╭─ ENTRIES SUPPLIED
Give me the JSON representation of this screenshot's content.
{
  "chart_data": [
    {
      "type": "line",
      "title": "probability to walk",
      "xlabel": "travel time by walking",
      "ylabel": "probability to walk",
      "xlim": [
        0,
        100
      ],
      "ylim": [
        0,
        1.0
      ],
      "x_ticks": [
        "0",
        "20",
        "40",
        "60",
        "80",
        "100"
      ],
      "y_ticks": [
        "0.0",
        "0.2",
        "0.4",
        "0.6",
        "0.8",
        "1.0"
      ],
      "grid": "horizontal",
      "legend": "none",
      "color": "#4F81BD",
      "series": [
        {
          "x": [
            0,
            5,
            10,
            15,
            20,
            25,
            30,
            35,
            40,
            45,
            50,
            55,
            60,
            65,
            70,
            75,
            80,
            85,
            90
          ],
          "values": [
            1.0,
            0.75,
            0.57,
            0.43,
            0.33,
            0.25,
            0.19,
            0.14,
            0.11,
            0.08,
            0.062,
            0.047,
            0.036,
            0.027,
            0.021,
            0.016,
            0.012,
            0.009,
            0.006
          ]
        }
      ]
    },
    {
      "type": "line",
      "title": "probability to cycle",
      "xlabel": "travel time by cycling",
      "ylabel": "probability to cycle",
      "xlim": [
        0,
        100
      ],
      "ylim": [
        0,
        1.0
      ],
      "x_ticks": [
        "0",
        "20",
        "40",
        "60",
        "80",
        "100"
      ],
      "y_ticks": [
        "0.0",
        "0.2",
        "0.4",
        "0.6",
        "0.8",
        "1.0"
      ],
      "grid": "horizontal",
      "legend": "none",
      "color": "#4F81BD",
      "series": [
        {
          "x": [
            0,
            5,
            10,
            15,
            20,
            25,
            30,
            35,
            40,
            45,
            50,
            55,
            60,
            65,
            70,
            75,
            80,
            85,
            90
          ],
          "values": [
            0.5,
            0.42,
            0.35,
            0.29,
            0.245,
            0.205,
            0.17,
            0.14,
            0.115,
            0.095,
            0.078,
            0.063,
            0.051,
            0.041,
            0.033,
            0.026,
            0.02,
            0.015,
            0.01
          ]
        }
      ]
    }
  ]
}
╰─
TASK INSTRUCTIONS >>
From the first line to the last, retype the data exactly.

FULL OUTPUT >>
Give me the JSON representation of this screenshot's content.
{
  "chart_data": [
    {
      "type": "line",
      "title": "probability to walk",
      "xlabel": "travel time by walking",
      "ylabel": "probability to walk",
      "xlim": [
        0,
        100
      ],
      "ylim": [
        0,
        1.0
      ],
      "x_ticks": [
        "0",
        "20",
        "40",
        "60",
        "80",
        "100"
      ],
      "y_ticks": [
        "0.0",
        "0.2",
        "0.4",
        "0.6",
        "0.8",
        "1.0"
      ],
      "grid": "horizontal",
      "legend": "none",
      "color": "#4F81BD",
      "series": [
        {
          "x": [
            0,
            5,
            10,
            15,
            20,
            25,
            30,
            35,
            40,
            45,
            50,
            55,
            60,
            65,
            70,
            75,
            80,
            85,
            90
          ],
          "values": [
            1.0,
            0.75,
            0.57,
            0.43,
            0.33,
            0.25,
            0.19,
            0.14,
            0.11,
            0.08,
            0.062,
            0.047,
            0.036,
            0.027,
            0.021,
            0.016,
            0.012,
            0.009,
            0.006
          ]
        }
      ]
    },
    {
      "type": "line",
      "title": "probability to cycle",
      "xlabel": "travel time by cycling",
      "ylabel": "probability to cycle",
      "xlim": [
        0,
        100
      ],
      "ylim": [
        0,
        1.0
      ],
      "x_ticks": [
        "0",
        "20",
        "40",
        "60",
        "80",
        "100"
      ],
      "y_ticks": [
        "0.0",
        "0.2",
        "0.4",
        "0.6",
        "0.8",
        "1.0"
      ],
      "grid": "horizontal",
      "legend": "none",
      "color": "#4F81BD",
      "series": [
        {
          "x": [
            0,
            5,
            10,
            15,
            20,
            25,
            30,
            35,
            40,
            45,
            50,
            55,
            60,
            65,
            70,
            75,
            80,
            85,
            90
          ],
          "values": [
            0.5,
            0.42,
            0.35,
            0.29,
            0.245,
            0.205,
            0.17,
            0.14,
            0.115,
            0.095,
            0.078,
            0.063,
            0.051,
            0.041,
            0.033,
            0.026,
            0.02,
            0.015,
            0.01
          ]
        }
      ]
    }
  ]
}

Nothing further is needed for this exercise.